Schüler trainieren an der Henan Experimental High School in Zhenzhou
Chinas Plan, im Männer-Fußball zur Weltklasse aufzuschließen, ist bislang nicht aufgegangenBild: Li Jianan/Xinhua/picture alliance

Während die Männer in der Qualifikation für die Weltmeisterschaft 2022 zu kämpfen hatten, gewannen die Frauen im Februar 2022 den Asien-Cup. Während die Männer wieder einmal das größte aller Turniere verpassten, bereiten sich die Frauen nun auf die Weltmeisterschaft 2023 vor, die im Juli und August gemeinsam von Australien und Neuseeland ausgerichtet wird.

Aufstieg in den 90er-Jahren

Der Weg an die Spitze ist für die Frauen, die 1999 zum ersten und bislang einzigen Mal ein WM-Finale erreichen konnten, kürzer als der für die Männer. "Zwischen China und der Weltspitze der Männer liegen viele Länder, aber bei den Frauen ist das nicht der Fall", sagt Ivanhoe Li, CEO von Fangze Sports, einer in Peking ansässigen Sportmarketingfirma, der DW. "Die CFA bemüht sich mehr um die Frauenmannschaft, da sie bessere Chancen hat, sich zu profilieren." Für Ivanhoe ist das eine logische Konsequenz der Entwicklung, "weil die Frauenmannschaft in den 1990er Jahren Titel gewonnen hat."

Zwischen 1986 und 1999 gewannen die Chinesinnen siebenmal in Folge die Asien-Meisterschaft. 2006 gab es den achten Titel. Insgesamt aber sind Chinas Fußballerinnen in diesem Jahrhundert in der weltweiten Rangordnung zurückgefallen und der Weg zurück an die Spitze wird weder schnell noch einfach sein - auch wenn die Chinesinnen amtierende Asienmeisterinnen sind.

### Arbeitsauftrag 1:
Beantworte mithilfe des Textauszugs die folgenden Fragen:
(a) Wann gewannen Chinas Frauen den Asien-Cup?
(b) Welches Unternehmen leitet Ivanhoe Li?
(c) Wie oft in Folge holten die Chinesinnen zwischen 1986 und 1999 die Asien-Meisterschaft?
### Arbeitsauftrag 2:
Schreibe aus dem Textauszug wörtlich ab, beginnend mit „Zwischen 1986 und“ und weiter bis einschließlich „Chinesinnen amtierende Asienmeisterinnen sind.“.
### Arbeitsauftrag 3:
Erläutere in ein bis drei Sätzen, warum sich die CFA laut Ivanhoe Li im Textauszug stärker um die Frauenmannschaft bemüht.

(Daten zur Vorhersage von Begrenzungsrahmen)
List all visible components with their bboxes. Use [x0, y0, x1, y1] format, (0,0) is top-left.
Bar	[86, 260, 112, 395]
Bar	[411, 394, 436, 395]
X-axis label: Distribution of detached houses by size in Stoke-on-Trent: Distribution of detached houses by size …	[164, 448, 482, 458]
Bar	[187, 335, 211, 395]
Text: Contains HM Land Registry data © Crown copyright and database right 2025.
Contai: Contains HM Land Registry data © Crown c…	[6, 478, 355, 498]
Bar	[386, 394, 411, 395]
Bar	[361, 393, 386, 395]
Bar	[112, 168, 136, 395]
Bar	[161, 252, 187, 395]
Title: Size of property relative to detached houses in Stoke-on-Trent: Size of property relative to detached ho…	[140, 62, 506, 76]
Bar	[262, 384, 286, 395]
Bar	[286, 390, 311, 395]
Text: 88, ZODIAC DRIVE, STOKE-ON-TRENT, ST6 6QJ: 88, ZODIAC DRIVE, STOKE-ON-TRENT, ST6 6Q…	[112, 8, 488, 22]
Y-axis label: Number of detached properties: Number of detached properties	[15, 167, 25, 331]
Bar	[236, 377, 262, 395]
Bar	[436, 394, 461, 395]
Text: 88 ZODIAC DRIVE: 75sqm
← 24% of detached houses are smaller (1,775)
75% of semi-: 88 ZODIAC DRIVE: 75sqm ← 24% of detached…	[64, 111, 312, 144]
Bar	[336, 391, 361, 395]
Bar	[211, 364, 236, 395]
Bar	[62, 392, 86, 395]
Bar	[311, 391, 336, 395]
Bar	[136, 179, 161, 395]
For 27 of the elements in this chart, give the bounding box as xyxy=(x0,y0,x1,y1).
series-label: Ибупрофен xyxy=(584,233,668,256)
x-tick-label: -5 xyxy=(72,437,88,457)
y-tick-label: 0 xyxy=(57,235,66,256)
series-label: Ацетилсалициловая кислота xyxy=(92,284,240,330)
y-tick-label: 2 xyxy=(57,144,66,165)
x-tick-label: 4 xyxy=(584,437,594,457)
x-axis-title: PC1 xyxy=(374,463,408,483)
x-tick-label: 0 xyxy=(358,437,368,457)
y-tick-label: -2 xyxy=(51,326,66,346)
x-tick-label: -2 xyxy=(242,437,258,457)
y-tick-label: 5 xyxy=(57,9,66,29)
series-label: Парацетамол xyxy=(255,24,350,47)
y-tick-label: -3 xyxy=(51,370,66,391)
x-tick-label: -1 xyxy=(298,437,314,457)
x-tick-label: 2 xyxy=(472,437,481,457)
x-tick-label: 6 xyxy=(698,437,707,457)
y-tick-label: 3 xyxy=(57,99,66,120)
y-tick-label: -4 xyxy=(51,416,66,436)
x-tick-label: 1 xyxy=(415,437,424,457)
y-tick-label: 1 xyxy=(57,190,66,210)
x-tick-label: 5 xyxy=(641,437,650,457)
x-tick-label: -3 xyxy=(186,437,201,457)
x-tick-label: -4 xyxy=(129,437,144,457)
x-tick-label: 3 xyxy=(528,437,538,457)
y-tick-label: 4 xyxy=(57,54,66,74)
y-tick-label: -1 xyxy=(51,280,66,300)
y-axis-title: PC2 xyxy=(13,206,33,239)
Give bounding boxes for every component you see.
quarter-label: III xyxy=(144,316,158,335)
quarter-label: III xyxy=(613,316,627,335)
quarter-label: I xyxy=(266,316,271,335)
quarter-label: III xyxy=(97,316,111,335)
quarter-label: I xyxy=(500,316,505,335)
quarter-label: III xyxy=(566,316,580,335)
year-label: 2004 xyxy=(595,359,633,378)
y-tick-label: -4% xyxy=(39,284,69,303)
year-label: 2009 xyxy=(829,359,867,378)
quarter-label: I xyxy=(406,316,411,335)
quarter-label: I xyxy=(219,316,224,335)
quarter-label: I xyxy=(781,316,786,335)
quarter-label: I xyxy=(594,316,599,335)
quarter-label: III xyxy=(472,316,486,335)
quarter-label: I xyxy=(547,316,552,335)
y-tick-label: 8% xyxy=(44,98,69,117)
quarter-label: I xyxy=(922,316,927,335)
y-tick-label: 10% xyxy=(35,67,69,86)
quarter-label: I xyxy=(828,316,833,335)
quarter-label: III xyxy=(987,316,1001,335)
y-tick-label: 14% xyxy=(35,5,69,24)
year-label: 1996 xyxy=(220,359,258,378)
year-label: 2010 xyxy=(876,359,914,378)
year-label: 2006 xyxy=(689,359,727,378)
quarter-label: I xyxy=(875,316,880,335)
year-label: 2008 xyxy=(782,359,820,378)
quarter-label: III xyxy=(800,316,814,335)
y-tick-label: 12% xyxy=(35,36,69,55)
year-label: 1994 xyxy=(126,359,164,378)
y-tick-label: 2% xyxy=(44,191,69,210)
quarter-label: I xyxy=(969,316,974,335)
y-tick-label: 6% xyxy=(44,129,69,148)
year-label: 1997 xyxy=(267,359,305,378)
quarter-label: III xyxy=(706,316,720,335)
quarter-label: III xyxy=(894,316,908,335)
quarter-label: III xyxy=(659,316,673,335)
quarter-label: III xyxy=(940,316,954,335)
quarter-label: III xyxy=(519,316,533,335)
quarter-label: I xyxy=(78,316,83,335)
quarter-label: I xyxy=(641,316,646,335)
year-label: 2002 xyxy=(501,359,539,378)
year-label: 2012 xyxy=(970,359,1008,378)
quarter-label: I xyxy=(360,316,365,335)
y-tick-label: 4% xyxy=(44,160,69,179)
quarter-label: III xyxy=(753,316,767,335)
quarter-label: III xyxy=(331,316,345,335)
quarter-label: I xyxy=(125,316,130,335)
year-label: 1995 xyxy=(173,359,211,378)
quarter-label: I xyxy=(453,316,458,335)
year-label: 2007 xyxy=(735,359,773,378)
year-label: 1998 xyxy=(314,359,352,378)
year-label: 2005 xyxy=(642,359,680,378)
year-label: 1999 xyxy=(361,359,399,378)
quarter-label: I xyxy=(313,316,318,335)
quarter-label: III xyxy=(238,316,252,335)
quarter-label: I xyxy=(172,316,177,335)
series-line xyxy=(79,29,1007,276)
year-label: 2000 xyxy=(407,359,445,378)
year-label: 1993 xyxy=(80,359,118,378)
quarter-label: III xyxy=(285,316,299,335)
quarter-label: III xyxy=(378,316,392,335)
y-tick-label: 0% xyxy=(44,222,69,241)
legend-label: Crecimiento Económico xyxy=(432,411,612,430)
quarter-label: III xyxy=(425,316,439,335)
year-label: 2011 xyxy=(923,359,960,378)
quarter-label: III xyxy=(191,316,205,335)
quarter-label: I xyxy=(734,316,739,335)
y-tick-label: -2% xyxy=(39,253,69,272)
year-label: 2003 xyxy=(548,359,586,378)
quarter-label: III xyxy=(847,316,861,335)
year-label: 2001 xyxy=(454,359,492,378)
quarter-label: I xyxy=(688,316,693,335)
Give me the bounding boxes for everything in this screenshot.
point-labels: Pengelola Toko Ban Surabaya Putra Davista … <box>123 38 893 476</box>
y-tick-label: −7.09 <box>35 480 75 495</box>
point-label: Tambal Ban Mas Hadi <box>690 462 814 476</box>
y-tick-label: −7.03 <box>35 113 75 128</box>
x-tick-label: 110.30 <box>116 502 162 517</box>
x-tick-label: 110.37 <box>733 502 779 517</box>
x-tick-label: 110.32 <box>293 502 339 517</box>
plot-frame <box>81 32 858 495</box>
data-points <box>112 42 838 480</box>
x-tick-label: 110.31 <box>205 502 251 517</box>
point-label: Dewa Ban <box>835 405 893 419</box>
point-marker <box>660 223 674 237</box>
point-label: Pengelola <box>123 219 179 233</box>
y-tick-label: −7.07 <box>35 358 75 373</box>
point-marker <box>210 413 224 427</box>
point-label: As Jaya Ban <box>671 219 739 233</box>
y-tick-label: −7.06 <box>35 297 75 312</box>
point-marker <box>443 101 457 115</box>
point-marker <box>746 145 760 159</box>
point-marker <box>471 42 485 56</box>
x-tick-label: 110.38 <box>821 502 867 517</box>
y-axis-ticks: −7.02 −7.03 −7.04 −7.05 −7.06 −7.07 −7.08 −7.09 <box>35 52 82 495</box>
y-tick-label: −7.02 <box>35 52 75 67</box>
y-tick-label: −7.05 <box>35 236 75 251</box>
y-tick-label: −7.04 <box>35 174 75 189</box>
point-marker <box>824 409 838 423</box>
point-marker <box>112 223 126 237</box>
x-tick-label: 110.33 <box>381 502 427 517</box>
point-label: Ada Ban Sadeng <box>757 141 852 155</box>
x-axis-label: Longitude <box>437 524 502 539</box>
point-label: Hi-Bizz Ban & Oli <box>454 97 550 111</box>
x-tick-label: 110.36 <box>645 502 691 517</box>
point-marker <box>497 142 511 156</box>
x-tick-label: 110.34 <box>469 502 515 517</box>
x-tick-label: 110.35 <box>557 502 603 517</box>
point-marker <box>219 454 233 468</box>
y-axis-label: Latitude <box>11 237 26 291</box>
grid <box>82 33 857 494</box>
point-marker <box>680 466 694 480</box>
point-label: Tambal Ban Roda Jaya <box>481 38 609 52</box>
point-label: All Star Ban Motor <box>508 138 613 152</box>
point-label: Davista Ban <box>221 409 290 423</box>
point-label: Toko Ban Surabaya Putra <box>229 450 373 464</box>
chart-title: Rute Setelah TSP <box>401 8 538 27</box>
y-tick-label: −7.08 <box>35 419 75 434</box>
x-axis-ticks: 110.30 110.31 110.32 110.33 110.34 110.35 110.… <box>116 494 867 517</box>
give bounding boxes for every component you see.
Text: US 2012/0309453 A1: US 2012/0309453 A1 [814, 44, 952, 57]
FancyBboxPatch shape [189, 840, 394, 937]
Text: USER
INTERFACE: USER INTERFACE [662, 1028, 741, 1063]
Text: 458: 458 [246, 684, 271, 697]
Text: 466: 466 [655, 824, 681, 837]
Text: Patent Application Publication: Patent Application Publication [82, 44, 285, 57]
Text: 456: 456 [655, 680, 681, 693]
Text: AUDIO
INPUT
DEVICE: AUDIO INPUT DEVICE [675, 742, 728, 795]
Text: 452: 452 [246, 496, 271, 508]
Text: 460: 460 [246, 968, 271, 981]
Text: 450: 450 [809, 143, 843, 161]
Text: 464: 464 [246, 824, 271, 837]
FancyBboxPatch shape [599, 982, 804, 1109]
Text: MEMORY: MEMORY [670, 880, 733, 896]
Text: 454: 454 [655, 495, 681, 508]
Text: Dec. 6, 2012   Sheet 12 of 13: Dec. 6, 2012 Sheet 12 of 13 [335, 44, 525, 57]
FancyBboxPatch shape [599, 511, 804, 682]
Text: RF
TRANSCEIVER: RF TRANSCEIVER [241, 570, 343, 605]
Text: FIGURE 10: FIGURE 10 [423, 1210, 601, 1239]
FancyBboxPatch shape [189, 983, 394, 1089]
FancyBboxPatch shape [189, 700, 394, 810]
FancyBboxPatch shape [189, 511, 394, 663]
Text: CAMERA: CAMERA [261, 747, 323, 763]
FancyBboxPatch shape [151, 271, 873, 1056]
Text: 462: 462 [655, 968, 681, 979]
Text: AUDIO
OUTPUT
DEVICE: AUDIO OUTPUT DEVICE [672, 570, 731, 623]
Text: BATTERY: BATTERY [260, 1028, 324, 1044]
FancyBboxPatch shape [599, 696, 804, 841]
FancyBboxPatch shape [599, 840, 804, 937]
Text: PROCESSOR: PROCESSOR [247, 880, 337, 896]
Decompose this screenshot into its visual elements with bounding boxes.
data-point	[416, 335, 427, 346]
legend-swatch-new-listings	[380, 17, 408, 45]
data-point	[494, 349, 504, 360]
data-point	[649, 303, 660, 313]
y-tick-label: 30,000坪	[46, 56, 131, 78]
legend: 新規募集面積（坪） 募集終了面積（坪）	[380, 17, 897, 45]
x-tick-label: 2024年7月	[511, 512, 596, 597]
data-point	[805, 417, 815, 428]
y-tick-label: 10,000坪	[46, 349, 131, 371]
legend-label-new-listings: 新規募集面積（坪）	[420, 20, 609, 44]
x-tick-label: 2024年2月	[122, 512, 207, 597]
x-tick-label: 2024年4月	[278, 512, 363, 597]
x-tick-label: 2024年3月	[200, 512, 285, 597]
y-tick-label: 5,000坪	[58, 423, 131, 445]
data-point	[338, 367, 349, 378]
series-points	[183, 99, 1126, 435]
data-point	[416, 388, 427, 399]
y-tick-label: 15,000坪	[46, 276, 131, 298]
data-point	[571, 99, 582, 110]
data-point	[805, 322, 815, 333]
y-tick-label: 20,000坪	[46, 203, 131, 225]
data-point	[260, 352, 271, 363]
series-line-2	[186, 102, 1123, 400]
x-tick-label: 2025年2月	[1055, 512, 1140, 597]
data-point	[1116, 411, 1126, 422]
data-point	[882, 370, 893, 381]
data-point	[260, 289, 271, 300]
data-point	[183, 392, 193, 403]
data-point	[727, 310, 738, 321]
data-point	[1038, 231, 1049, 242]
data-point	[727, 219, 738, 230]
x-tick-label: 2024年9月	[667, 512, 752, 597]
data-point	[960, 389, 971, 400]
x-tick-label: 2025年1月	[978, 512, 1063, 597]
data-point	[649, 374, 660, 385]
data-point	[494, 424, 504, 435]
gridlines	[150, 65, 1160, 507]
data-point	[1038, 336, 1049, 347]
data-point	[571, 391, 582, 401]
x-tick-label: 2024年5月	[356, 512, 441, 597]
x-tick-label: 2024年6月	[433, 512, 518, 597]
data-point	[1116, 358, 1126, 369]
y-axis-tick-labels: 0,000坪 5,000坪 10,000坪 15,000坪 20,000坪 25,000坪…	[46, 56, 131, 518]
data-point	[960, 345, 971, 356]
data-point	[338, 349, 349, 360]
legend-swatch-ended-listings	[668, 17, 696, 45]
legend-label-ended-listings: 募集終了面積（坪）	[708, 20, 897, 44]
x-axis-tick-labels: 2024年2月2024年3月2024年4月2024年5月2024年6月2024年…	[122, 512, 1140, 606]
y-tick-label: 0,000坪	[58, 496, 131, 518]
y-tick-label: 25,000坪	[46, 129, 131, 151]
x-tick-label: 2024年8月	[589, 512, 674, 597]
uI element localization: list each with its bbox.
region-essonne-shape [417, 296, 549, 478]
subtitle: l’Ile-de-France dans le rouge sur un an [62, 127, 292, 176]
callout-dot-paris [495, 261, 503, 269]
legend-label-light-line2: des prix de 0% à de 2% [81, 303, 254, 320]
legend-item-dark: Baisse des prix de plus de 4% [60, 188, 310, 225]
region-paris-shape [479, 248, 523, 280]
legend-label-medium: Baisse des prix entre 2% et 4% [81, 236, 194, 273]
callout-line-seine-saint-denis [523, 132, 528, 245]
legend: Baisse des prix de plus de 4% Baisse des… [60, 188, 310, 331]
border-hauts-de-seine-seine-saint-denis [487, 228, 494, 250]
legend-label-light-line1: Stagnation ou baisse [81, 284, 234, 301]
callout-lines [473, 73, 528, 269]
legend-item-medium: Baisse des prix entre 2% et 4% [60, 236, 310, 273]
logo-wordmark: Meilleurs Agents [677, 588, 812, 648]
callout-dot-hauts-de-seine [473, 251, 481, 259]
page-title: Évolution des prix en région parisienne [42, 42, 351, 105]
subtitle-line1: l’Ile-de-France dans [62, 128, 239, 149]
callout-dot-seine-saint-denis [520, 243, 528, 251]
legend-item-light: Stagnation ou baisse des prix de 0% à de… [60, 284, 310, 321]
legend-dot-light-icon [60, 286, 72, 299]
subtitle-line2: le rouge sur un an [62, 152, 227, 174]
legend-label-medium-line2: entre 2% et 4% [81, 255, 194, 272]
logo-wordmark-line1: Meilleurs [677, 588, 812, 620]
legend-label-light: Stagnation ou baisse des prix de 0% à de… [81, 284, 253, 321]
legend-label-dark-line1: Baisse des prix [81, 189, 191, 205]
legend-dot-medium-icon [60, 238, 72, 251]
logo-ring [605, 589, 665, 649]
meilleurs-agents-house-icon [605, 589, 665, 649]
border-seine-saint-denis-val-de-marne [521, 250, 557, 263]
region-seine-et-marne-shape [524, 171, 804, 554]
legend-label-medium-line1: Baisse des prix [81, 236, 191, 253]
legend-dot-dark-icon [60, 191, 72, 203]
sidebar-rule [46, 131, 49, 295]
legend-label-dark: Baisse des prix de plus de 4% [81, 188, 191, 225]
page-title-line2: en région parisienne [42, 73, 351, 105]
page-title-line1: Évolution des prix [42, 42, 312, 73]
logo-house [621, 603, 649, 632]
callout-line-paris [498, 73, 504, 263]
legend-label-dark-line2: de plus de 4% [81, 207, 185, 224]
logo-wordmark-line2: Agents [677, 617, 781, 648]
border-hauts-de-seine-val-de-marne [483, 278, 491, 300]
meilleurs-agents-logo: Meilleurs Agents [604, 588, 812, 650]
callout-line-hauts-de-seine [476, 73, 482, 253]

### Erwartete Lösung 1:
(a) Im Februar 2022.
(b) Fangze Sports, eine in Peking ansässige Sportmarketingfirma.
(c) Siebenmal.

### Erwartete Lösung 2:
Zwischen 1986 und 1999 gewannen die Chinesinnen siebenmal in Folge die Asien-Meisterschaft. 2006 gab es den achten Titel. Insgesamt aber sind Chinas Fußballerinnen in diesem Jahrhundert in der weltweiten Rangordnung zurückgefallen und der Weg zurück an die Spitze wird weder schnell noch einfach sein - auch wenn die Chinesinnen amtierende Asienmeisterinnen sind.

### Erwartete Lösung 3:
Die Frauenmannschaft hat bessere Chancen, sich zu profilieren, weil bei den Frauen anders als bei den Männern nicht viele Länder zwischen China und der Weltspitze liegen. Ivanhoe Li hält das für eine logische Konsequenz der Entwicklung, weil die Frauenmannschaft in den 1990er Jahren Titel gewonnen hat.